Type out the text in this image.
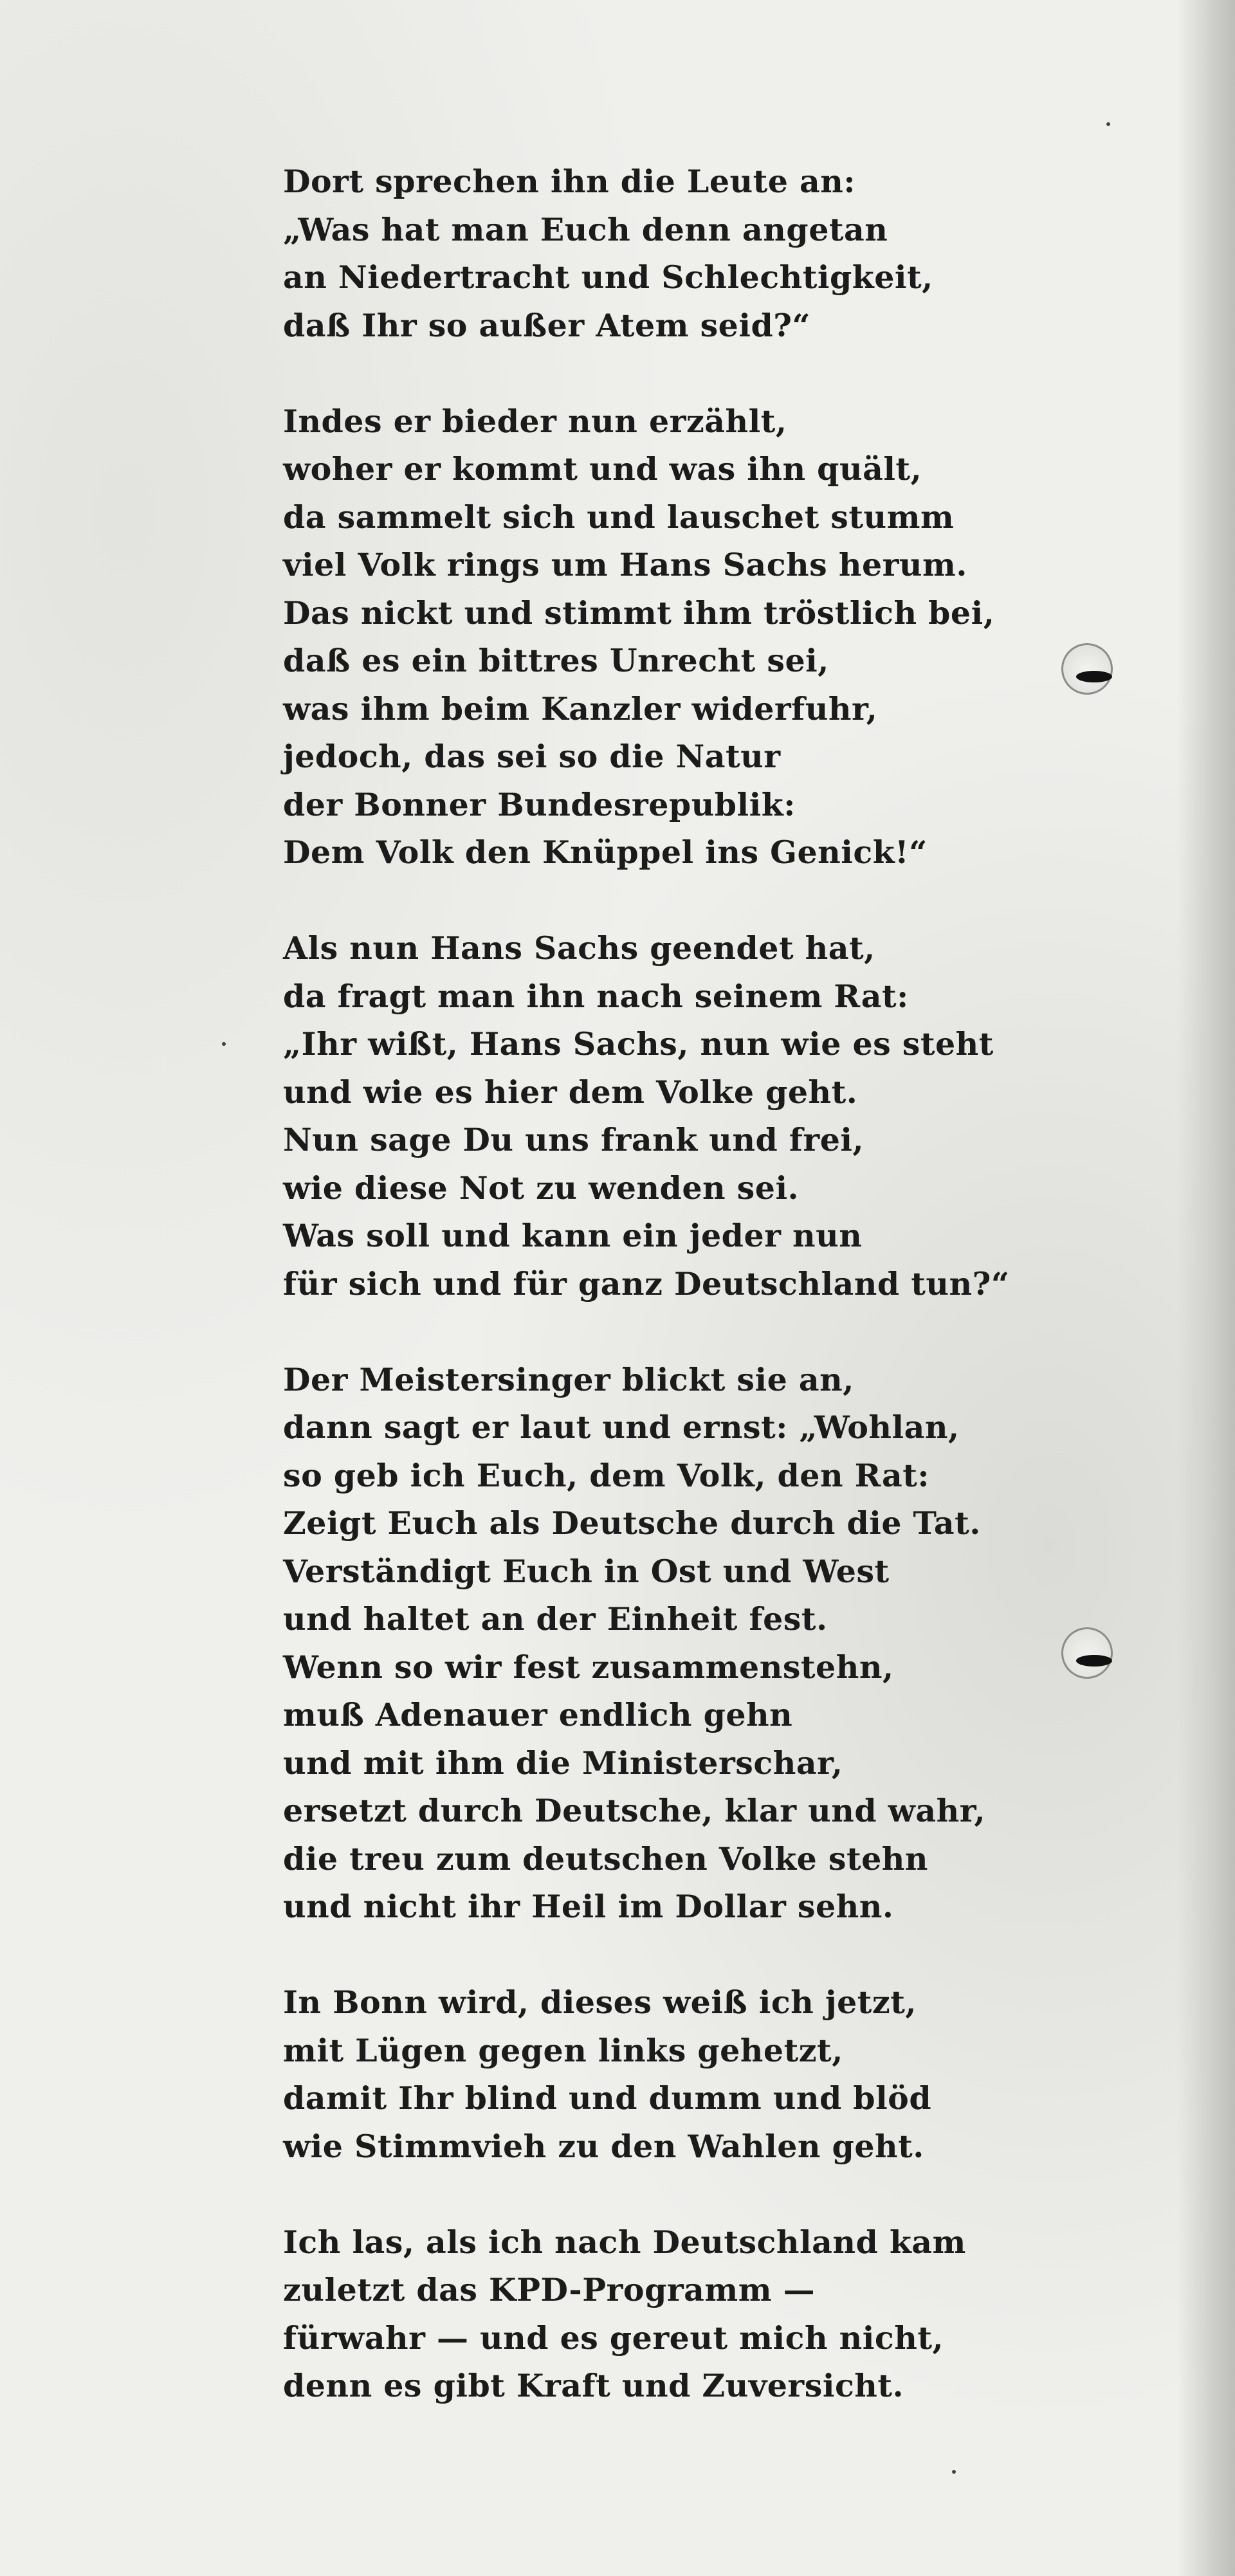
Dort sprechen ihn die Leute an:
„Was hat man Euch denn angetan
an Niedertracht und Schlechtigkeit,
daß Ihr so außer Atem seid?“
Indes er bieder nun erzählt,
woher er kommt und was ihn quält,
da sammelt sich und lauschet stumm
viel Volk rings um Hans Sachs herum.
Das nickt und stimmt ihm tröstlich bei,
daß es ein bittres Unrecht sei,
was ihm beim Kanzler widerfuhr,
jedoch, das sei so die Natur
der Bonner Bundesrepublik:
Dem Volk den Knüppel ins Genick!“
Als nun Hans Sachs geendet hat,
da fragt man ihn nach seinem Rat:
„Ihr wißt, Hans Sachs, nun wie es steht
und wie es hier dem Volke geht.
Nun sage Du uns frank und frei,
wie diese Not zu wenden sei.
Was soll und kann ein jeder nun
für sich und für ganz Deutschland tun?“
Der Meistersinger blickt sie an,
dann sagt er laut und ernst: „Wohlan,
so geb ich Euch, dem Volk, den Rat:
Zeigt Euch als Deutsche durch die Tat.
Verständigt Euch in Ost und West
und haltet an der Einheit fest.
Wenn so wir fest zusammenstehn,
muß Adenauer endlich gehn
und mit ihm die Ministerschar,
ersetzt durch Deutsche, klar und wahr,
die treu zum deutschen Volke stehn
und nicht ihr Heil im Dollar sehn.
In Bonn wird, dieses weiß ich jetzt,
mit Lügen gegen links gehetzt,
damit Ihr blind und dumm und blöd
wie Stimmvieh zu den Wahlen geht.
Ich las, als ich nach Deutschland kam
zuletzt das KPD-Programm —
fürwahr — und es gereut mich nicht,
denn es gibt Kraft und Zuversicht.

•••

Given exercise |
Extract all lines from the material above that include the word "fest".

Solution for this task |
und haltet an der Einheit fest.
Wenn so wir fest zusammenstehn,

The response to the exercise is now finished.